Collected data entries
<<<<
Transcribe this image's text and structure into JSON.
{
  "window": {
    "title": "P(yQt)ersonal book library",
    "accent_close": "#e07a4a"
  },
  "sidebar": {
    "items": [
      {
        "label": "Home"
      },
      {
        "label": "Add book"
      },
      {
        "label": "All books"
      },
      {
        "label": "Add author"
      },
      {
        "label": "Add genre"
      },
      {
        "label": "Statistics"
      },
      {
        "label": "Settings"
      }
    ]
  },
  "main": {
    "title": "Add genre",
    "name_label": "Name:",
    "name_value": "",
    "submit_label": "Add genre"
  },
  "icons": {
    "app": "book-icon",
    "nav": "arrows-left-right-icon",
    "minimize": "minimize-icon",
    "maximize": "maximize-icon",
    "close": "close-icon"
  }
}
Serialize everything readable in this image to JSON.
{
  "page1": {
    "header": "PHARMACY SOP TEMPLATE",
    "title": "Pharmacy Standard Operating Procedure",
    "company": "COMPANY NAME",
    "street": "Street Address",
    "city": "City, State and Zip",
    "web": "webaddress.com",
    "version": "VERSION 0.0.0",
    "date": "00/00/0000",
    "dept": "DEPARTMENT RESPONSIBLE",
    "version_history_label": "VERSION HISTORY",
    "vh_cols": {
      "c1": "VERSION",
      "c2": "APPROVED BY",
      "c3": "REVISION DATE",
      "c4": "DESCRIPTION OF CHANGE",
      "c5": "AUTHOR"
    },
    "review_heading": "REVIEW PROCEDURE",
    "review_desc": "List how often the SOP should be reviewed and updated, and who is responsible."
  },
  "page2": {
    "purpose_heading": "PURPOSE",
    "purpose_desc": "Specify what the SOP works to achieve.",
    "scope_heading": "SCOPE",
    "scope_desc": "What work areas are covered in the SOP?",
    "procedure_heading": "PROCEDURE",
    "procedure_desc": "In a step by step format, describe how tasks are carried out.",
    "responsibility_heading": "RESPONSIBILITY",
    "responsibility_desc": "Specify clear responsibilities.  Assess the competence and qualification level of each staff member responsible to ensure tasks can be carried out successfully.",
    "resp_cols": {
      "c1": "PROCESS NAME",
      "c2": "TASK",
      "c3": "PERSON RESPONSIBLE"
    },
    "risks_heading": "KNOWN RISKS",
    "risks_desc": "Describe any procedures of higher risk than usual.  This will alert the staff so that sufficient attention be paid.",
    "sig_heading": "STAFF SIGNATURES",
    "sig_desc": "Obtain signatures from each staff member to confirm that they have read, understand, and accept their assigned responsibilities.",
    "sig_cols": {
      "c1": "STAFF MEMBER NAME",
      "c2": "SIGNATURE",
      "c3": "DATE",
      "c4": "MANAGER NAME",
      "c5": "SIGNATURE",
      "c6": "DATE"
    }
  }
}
>>>>
Using the data above, return each line exactly as written.

Transcribe this image's text and structure into JSON.
{
  "window": {
    "title": "P(yQt)ersonal book library",
    "accent_close": "#e07a4a"
  },
  "sidebar": {
    "items": [
      {
        "label": "Home"
      },
      {
        "label": "Add book"
      },
      {
        "label": "All books"
      },
      {
        "label": "Add author"
      },
      {
        "label": "Add genre"
      },
      {
        "label": "Statistics"
      },
      {
        "label": "Settings"
      }
    ]
  },
  "main": {
    "title": "Add genre",
    "name_label": "Name:",
    "name_value": "",
    "submit_label": "Add genre"
  },
  "icons": {
    "app": "book-icon",
    "nav": "arrows-left-right-icon",
    "minimize": "minimize-icon",
    "maximize": "maximize-icon",
    "close": "close-icon"
  }
}
Serialize everything readable in this image to JSON.
{
  "page1": {
    "header": "PHARMACY SOP TEMPLATE",
    "title": "Pharmacy Standard Operating Procedure",
    "company": "COMPANY NAME",
    "street": "Street Address",
    "city": "City, State and Zip",
    "web": "webaddress.com",
    "version": "VERSION 0.0.0",
    "date": "00/00/0000",
    "dept": "DEPARTMENT RESPONSIBLE",
    "version_history_label": "VERSION HISTORY",
    "vh_cols": {
      "c1": "VERSION",
      "c2": "APPROVED BY",
      "c3": "REVISION DATE",
      "c4": "DESCRIPTION OF CHANGE",
      "c5": "AUTHOR"
    },
    "review_heading": "REVIEW PROCEDURE",
    "review_desc": "List how often the SOP should be reviewed and updated, and who is responsible."
  },
  "page2": {
    "purpose_heading": "PURPOSE",
    "purpose_desc": "Specify what the SOP works to achieve.",
    "scope_heading": "SCOPE",
    "scope_desc": "What work areas are covered in the SOP?",
    "procedure_heading": "PROCEDURE",
    "procedure_desc": "In a step by step format, describe how tasks are carried out.",
    "responsibility_heading": "RESPONSIBILITY",
    "responsibility_desc": "Specify clear responsibilities.  Assess the competence and qualification level of each staff member responsible to ensure tasks can be carried out successfully.",
    "resp_cols": {
      "c1": "PROCESS NAME",
      "c2": "TASK",
      "c3": "PERSON RESPONSIBLE"
    },
    "risks_heading": "KNOWN RISKS",
    "risks_desc": "Describe any procedures of higher risk than usual.  This will alert the staff so that sufficient attention be paid.",
    "sig_heading": "STAFF SIGNATURES",
    "sig_desc": "Obtain signatures from each staff member to confirm that they have read, understand, and accept their assigned responsibilities.",
    "sig_cols": {
      "c1": "STAFF MEMBER NAME",
      "c2": "SIGNATURE",
      "c3": "DATE",
      "c4": "MANAGER NAME",
      "c5": "SIGNATURE",
      "c6": "DATE"
    }
  }
}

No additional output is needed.